■ **EXERCISE TASK**:
Identify all lines in the data containing the string "квартал". Copy them out.

Figure data in JSON:

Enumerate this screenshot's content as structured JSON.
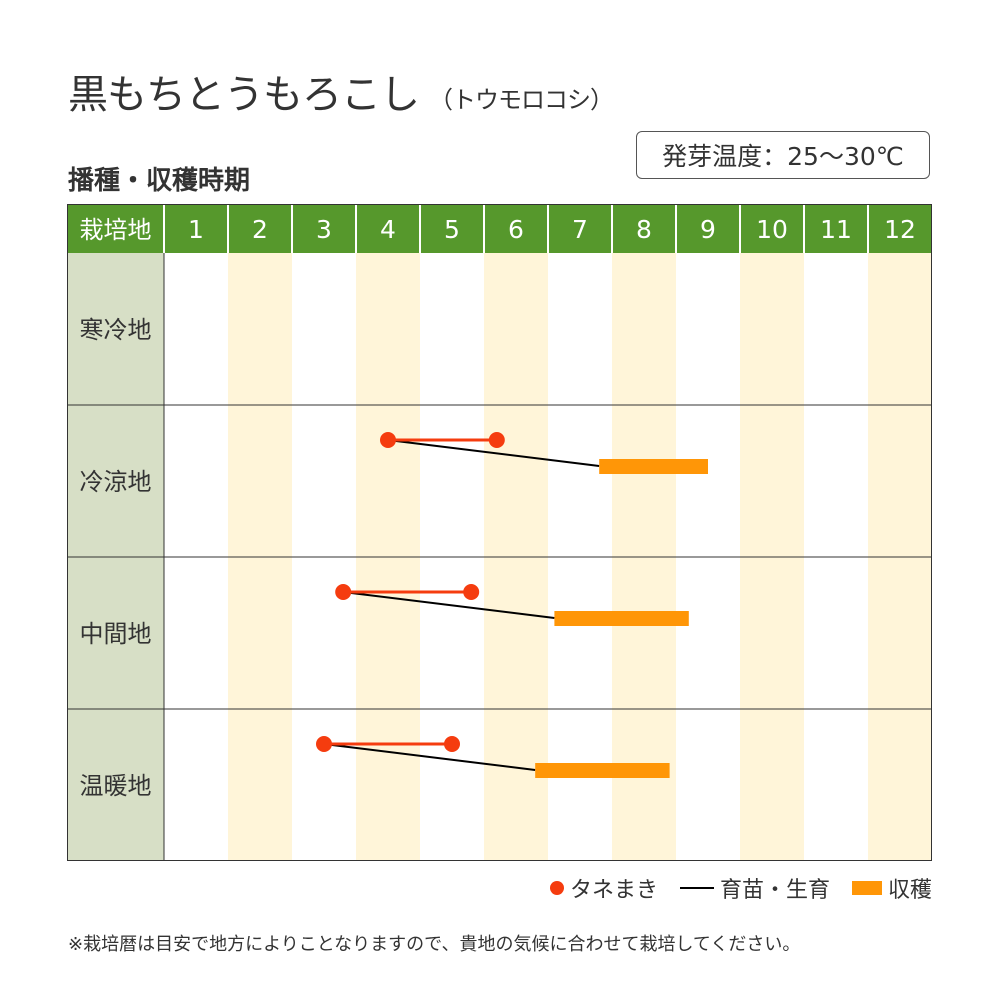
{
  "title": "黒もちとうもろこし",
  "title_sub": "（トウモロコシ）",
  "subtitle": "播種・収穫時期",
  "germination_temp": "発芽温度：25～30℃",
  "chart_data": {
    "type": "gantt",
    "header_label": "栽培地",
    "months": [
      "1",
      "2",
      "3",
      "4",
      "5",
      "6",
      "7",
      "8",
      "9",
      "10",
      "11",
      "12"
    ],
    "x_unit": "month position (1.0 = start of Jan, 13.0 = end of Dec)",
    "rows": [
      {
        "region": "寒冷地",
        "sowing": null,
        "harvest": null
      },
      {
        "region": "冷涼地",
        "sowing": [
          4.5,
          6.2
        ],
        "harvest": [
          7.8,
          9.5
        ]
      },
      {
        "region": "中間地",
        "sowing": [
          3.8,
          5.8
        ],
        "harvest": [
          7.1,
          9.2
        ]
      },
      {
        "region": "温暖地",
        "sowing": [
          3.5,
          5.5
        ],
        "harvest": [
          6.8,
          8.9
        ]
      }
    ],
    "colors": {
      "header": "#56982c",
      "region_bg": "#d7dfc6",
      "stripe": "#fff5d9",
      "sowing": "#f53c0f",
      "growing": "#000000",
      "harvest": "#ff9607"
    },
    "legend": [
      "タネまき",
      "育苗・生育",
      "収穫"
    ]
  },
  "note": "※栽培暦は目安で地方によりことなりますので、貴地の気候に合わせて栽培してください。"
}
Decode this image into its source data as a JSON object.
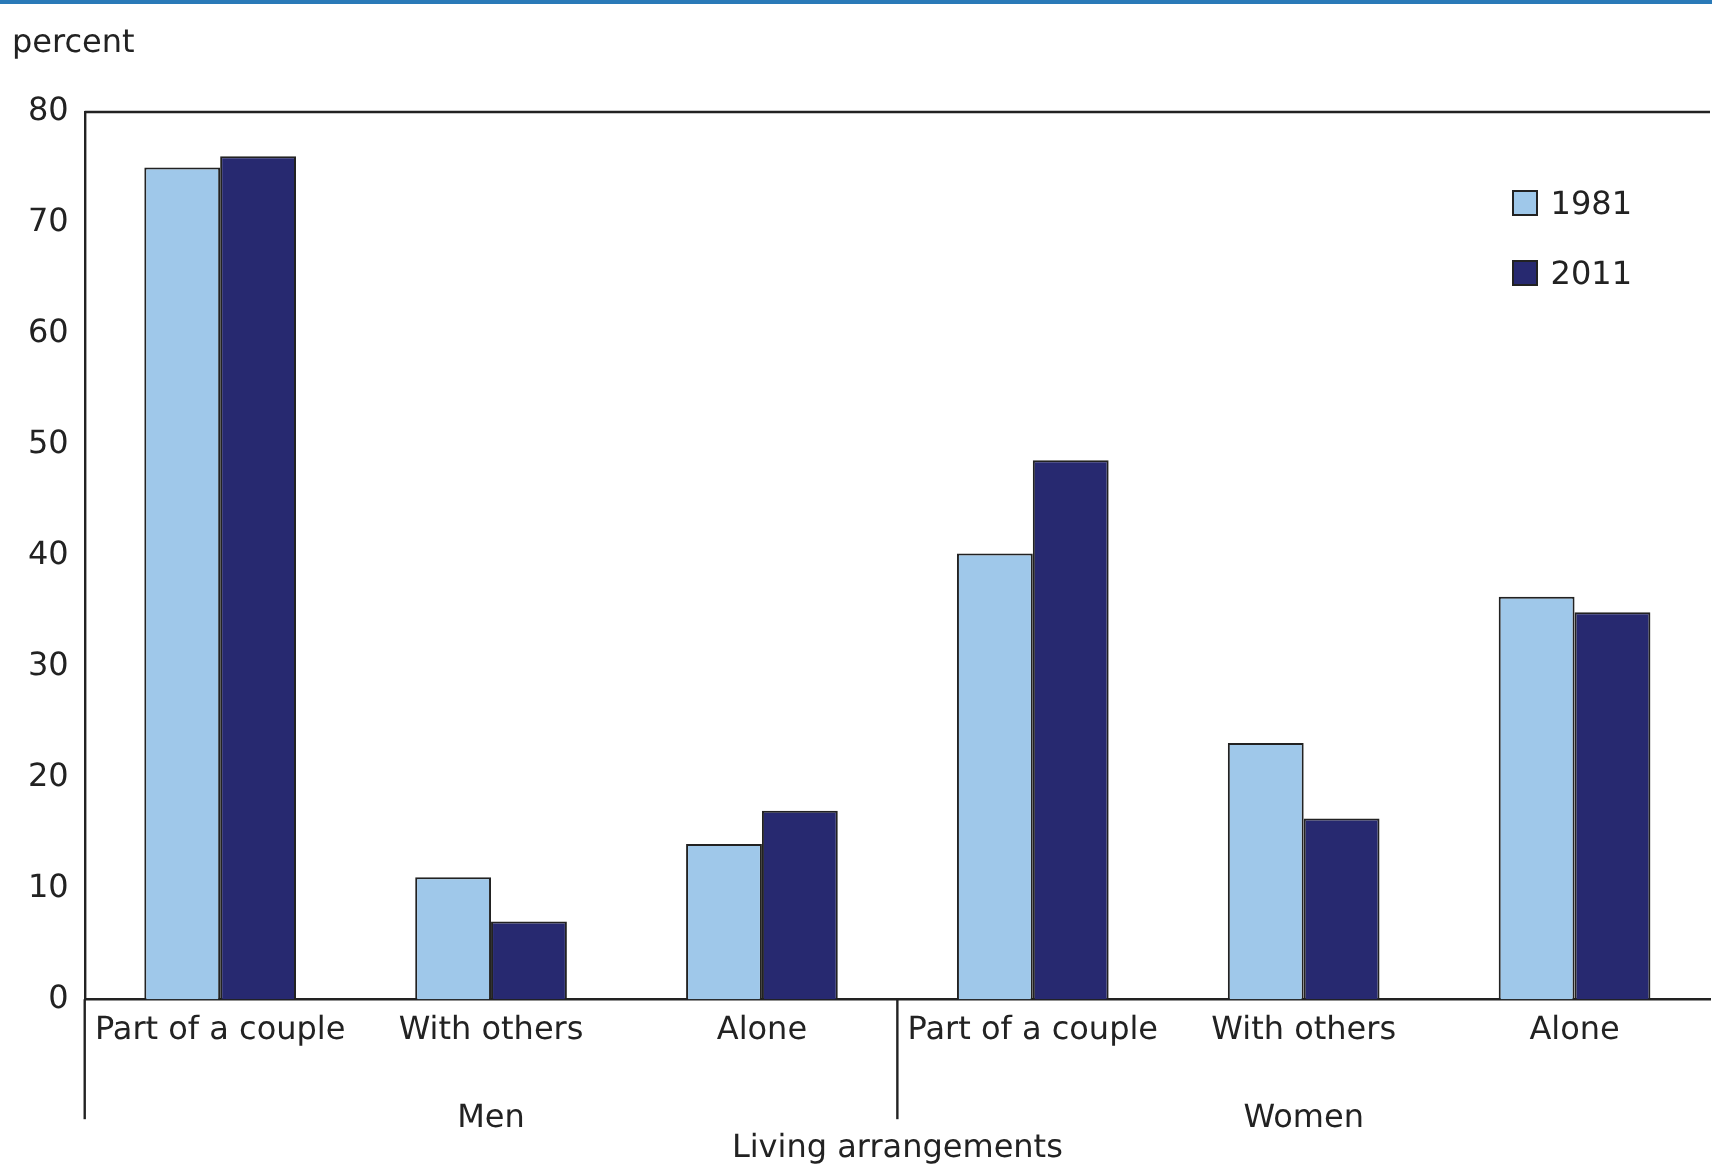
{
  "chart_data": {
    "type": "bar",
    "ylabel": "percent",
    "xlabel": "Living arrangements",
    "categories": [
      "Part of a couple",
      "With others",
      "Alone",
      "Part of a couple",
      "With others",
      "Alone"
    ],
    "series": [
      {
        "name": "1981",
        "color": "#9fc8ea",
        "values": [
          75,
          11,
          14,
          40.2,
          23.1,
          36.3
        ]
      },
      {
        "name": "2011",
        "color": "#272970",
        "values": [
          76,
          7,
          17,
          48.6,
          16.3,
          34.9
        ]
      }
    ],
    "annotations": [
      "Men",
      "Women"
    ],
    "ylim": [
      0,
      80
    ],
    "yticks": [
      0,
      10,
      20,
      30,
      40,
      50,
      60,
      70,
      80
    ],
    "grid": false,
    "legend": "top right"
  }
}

* * *

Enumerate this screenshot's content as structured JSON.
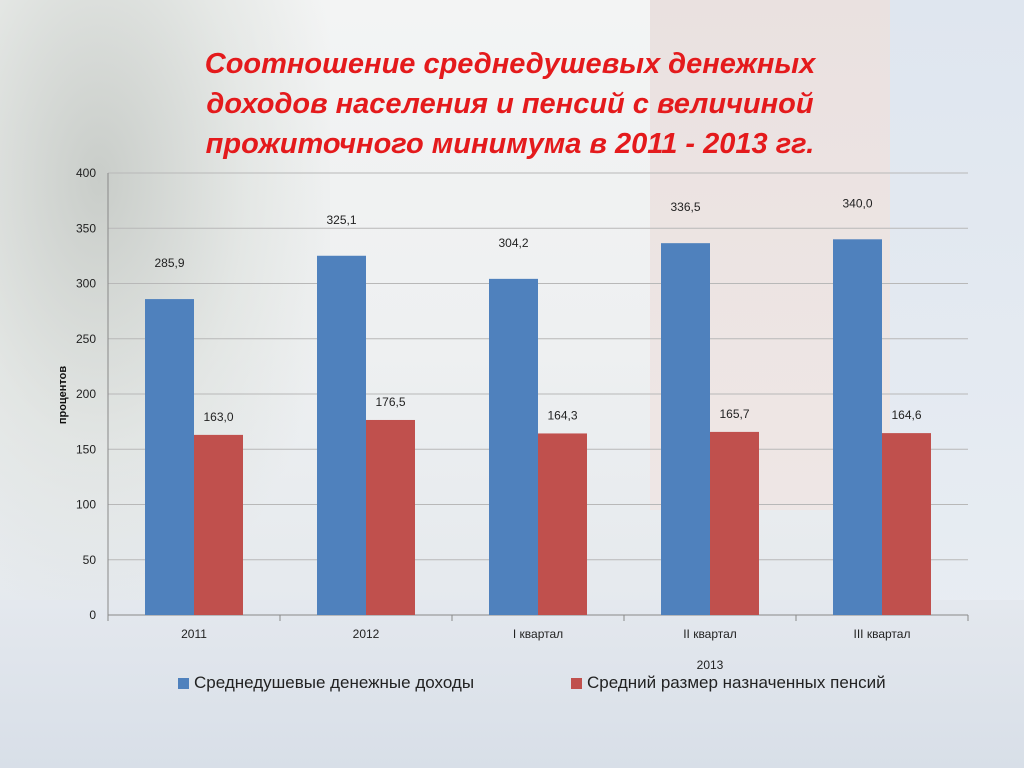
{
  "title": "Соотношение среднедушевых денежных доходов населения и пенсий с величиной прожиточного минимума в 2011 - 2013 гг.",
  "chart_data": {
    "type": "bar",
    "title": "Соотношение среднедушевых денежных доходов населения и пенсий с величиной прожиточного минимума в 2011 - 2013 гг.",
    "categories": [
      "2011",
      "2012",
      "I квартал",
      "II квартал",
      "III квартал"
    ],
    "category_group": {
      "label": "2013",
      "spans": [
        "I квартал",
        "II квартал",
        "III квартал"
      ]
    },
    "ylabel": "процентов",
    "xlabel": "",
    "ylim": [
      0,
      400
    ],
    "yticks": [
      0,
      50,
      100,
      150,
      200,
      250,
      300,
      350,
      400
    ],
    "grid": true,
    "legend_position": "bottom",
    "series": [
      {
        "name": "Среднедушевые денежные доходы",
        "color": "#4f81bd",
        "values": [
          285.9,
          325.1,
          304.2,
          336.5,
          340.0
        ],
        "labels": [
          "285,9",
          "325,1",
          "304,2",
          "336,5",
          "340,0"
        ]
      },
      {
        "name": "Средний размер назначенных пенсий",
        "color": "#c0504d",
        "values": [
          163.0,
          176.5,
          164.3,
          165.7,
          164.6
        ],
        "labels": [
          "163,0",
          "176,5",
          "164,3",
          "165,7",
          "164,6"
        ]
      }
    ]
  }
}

...

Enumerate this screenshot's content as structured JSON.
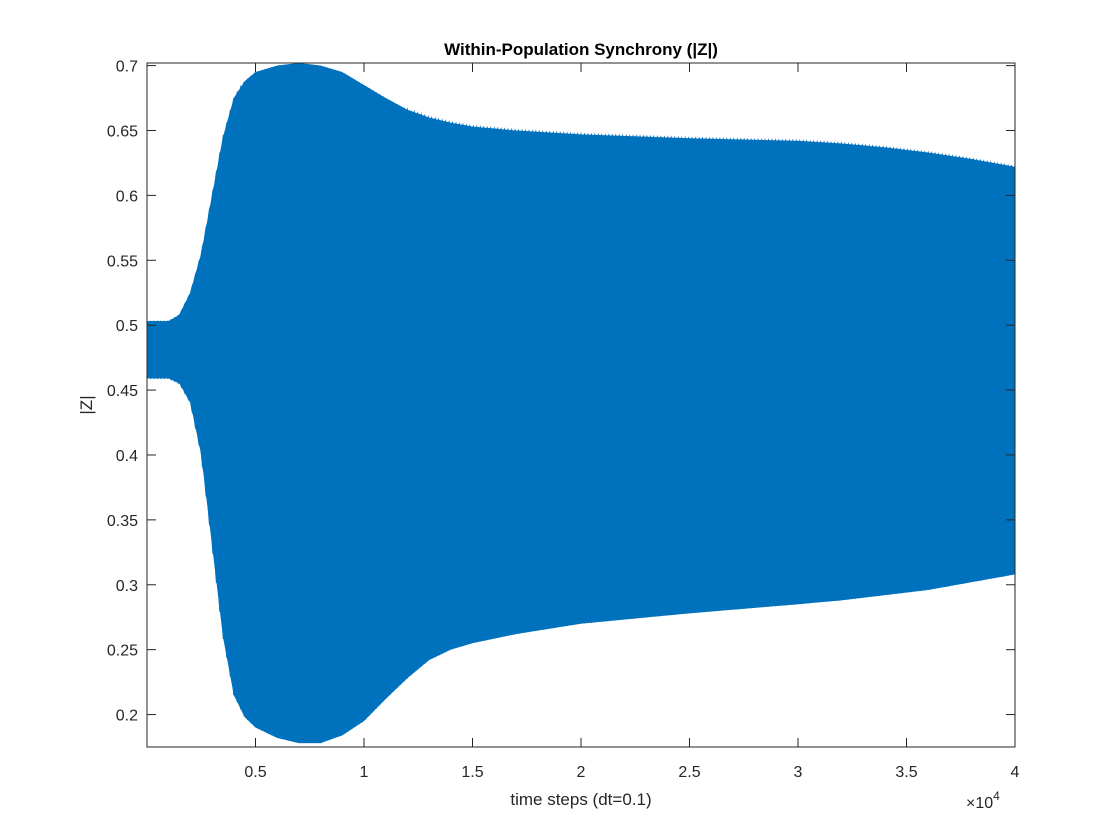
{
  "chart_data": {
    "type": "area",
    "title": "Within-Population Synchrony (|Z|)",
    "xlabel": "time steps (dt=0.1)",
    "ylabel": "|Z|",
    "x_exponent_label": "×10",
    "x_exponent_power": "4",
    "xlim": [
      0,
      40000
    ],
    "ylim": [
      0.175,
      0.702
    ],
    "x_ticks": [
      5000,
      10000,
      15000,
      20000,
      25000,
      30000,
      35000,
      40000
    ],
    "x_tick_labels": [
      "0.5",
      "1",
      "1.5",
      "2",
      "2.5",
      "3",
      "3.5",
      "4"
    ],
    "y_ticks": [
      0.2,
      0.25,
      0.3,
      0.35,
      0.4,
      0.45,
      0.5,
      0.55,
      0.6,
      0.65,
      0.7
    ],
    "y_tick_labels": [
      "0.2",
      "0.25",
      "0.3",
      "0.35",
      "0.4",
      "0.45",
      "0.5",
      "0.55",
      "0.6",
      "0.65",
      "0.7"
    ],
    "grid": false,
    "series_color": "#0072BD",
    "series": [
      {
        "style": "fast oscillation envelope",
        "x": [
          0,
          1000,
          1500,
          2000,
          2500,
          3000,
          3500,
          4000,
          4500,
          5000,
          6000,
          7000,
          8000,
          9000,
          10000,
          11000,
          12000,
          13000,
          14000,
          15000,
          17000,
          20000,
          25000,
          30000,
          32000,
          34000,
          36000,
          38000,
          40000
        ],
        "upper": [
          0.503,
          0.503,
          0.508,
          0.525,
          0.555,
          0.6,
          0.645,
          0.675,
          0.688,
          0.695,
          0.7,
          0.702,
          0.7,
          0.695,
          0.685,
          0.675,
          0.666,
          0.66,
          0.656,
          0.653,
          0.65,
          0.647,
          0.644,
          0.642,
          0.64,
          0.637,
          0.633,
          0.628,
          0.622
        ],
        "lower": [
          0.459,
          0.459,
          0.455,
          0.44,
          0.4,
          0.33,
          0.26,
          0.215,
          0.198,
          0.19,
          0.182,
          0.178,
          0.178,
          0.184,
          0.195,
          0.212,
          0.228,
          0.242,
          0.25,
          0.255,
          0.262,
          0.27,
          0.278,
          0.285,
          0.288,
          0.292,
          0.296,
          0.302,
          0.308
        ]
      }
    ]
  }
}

■ **SOLUTION FOR THIS EXERCISE**:
      "I квартал",
      "II квартал",
      "III квартал"
        "I квартал",
        "II квартал",
        "III квартал"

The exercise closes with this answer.